EXERCISE GOAL » Please return the full listing below without altering anything.
····················
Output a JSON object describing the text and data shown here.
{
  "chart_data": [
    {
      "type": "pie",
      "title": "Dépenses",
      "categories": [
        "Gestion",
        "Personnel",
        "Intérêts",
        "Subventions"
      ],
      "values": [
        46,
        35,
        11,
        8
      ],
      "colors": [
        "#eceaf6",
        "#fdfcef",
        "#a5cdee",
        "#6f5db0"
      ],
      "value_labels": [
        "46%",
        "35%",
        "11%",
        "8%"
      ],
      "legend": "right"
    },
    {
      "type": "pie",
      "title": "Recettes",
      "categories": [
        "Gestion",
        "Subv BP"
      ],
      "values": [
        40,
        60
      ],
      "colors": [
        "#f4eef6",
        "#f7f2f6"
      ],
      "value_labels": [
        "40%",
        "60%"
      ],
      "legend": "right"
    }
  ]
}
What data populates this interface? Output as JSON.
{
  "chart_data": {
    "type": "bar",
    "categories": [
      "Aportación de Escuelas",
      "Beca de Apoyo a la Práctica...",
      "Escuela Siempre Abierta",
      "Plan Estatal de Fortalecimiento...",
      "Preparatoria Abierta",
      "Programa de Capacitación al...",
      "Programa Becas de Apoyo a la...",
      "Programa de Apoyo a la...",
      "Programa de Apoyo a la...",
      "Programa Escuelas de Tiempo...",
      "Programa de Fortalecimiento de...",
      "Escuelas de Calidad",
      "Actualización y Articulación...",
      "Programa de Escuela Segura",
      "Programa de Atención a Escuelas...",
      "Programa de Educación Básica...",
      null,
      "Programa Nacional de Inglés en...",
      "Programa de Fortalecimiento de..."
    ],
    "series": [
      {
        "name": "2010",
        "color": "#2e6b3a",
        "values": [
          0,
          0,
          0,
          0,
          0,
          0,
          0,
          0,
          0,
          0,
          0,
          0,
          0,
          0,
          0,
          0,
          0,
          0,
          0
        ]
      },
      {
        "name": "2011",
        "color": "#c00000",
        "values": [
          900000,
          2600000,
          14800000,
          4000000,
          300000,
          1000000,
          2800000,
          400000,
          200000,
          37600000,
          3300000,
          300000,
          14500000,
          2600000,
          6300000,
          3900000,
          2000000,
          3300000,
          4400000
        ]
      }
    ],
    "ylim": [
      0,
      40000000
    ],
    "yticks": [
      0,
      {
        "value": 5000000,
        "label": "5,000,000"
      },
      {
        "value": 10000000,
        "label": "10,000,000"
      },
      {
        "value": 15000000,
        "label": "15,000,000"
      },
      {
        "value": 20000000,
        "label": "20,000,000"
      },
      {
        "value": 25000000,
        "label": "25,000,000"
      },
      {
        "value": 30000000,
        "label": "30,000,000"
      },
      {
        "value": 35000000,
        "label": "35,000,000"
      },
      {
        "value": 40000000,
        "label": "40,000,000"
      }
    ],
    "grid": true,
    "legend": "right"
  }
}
····················
EXERCISE OUTPUT »
Output a JSON object describing the text and data shown here.
{
  "chart_data": [
    {
      "type": "pie",
      "title": "Dépenses",
      "categories": [
        "Gestion",
        "Personnel",
        "Intérêts",
        "Subventions"
      ],
      "values": [
        46,
        35,
        11,
        8
      ],
      "colors": [
        "#eceaf6",
        "#fdfcef",
        "#a5cdee",
        "#6f5db0"
      ],
      "value_labels": [
        "46%",
        "35%",
        "11%",
        "8%"
      ],
      "legend": "right"
    },
    {
      "type": "pie",
      "title": "Recettes",
      "categories": [
        "Gestion",
        "Subv BP"
      ],
      "values": [
        40,
        60
      ],
      "colors": [
        "#f4eef6",
        "#f7f2f6"
      ],
      "value_labels": [
        "40%",
        "60%"
      ],
      "legend": "right"
    }
  ]
}
What data populates this interface? Output as JSON.
{
  "chart_data": {
    "type": "bar",
    "categories": [
      "Aportación de Escuelas",
      "Beca de Apoyo a la Práctica...",
      "Escuela Siempre Abierta",
      "Plan Estatal de Fortalecimiento...",
      "Preparatoria Abierta",
      "Programa de Capacitación al...",
      "Programa Becas de Apoyo a la...",
      "Programa de Apoyo a la...",
      "Programa de Apoyo a la...",
      "Programa Escuelas de Tiempo...",
      "Programa de Fortalecimiento de...",
      "Escuelas de Calidad",
      "Actualización y Articulación...",
      "Programa de Escuela Segura",
      "Programa de Atención a Escuelas...",
      "Programa de Educación Básica...",
      null,
      "Programa Nacional de Inglés en...",
      "Programa de Fortalecimiento de..."
    ],
    "series": [
      {
        "name": "2010",
        "color": "#2e6b3a",
        "values": [
          0,
          0,
          0,
          0,
          0,
          0,
          0,
          0,
          0,
          0,
          0,
          0,
          0,
          0,
          0,
          0,
          0,
          0,
          0
        ]
      },
      {
        "name": "2011",
        "color": "#c00000",
        "values": [
          900000,
          2600000,
          14800000,
          4000000,
          300000,
          1000000,
          2800000,
          400000,
          200000,
          37600000,
          3300000,
          300000,
          14500000,
          2600000,
          6300000,
          3900000,
          2000000,
          3300000,
          4400000
        ]
      }
    ],
    "ylim": [
      0,
      40000000
    ],
    "yticks": [
      0,
      {
        "value": 5000000,
        "label": "5,000,000"
      },
      {
        "value": 10000000,
        "label": "10,000,000"
      },
      {
        "value": 15000000,
        "label": "15,000,000"
      },
      {
        "value": 20000000,
        "label": "20,000,000"
      },
      {
        "value": 25000000,
        "label": "25,000,000"
      },
      {
        "value": 30000000,
        "label": "30,000,000"
      },
      {
        "value": 35000000,
        "label": "35,000,000"
      },
      {
        "value": 40000000,
        "label": "40,000,000"
      }
    ],
    "grid": true,
    "legend": "right"
  }
}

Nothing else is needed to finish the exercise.